* Aim *
Give every entry again, word for word and in full.

* Material for this exercise *
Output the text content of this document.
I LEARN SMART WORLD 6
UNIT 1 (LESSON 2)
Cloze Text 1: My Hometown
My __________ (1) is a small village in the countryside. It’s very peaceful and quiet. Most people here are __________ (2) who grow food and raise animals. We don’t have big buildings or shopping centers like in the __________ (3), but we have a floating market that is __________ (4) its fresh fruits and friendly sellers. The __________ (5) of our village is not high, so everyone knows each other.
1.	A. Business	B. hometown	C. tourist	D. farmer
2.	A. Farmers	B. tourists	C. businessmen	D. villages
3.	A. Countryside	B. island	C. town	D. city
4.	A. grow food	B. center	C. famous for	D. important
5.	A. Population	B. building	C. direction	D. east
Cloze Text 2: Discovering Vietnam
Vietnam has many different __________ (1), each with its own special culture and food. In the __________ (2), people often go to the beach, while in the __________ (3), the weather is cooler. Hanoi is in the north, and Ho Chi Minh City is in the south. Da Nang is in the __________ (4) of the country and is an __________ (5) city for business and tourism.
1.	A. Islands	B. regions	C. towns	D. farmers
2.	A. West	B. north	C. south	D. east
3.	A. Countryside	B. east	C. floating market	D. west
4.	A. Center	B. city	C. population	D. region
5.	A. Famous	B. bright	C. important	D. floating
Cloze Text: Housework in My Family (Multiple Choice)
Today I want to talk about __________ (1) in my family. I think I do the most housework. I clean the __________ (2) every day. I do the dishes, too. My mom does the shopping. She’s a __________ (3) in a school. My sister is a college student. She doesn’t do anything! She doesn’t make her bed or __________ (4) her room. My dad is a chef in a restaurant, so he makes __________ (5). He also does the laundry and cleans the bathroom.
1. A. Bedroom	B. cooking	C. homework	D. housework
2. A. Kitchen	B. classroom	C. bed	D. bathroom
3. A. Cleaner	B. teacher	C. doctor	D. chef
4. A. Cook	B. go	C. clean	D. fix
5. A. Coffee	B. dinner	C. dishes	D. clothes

* Answer below *
Output the text content of this document.
I LEARN SMART WORLD 6
UNIT 1 (LESSON 2)
Cloze Text 1: My Hometown
My __________ (1) is a small village in the countryside. It’s very peaceful and quiet. Most people here are __________ (2) who grow food and raise animals. We don’t have big buildings or shopping centers like in the __________ (3), but we have a floating market that is __________ (4) its fresh fruits and friendly sellers. The __________ (5) of our village is not high, so everyone knows each other.
1.	A. Business	B. hometown	C. tourist	D. farmer
2.	A. Farmers	B. tourists	C. businessmen	D. villages
3.	A. Countryside	B. island	C. town	D. city
4.	A. grow food	B. center	C. famous for	D. important
5.	A. Population	B. building	C. direction	D. east
Cloze Text 2: Discovering Vietnam
Vietnam has many different __________ (1), each with its own special culture and food. In the __________ (2), people often go to the beach, while in the __________ (3), the weather is cooler. Hanoi is in the north, and Ho Chi Minh City is in the south. Da Nang is in the __________ (4) of the country and is an __________ (5) city for business and tourism.
1.	A. Islands	B. regions	C. towns	D. farmers
2.	A. West	B. north	C. south	D. east
3.	A. Countryside	B. east	C. floating market	D. west
4.	A. Center	B. city	C. population	D. region
5.	A. Famous	B. bright	C. important	D. floating
Cloze Text: Housework in My Family (Multiple Choice)
Today I want to talk about __________ (1) in my family. I think I do the most housework. I clean the __________ (2) every day. I do the dishes, too. My mom does the shopping. She’s a __________ (3) in a school. My sister is a college student. She doesn’t do anything! She doesn’t make her bed or __________ (4) her room. My dad is a chef in a restaurant, so he makes __________ (5). He also does the laundry and cleans the bathroom.
1. A. Bedroom	B. cooking	C. homework	D. housework
2. A. Kitchen	B. classroom	C. bed	D. bathroom
3. A. Cleaner	B. teacher	C. doctor	D. chef
4. A. Cook	B. go	C. clean	D. fix
5. A. Coffee	B. dinner	C. dishes	D. clothes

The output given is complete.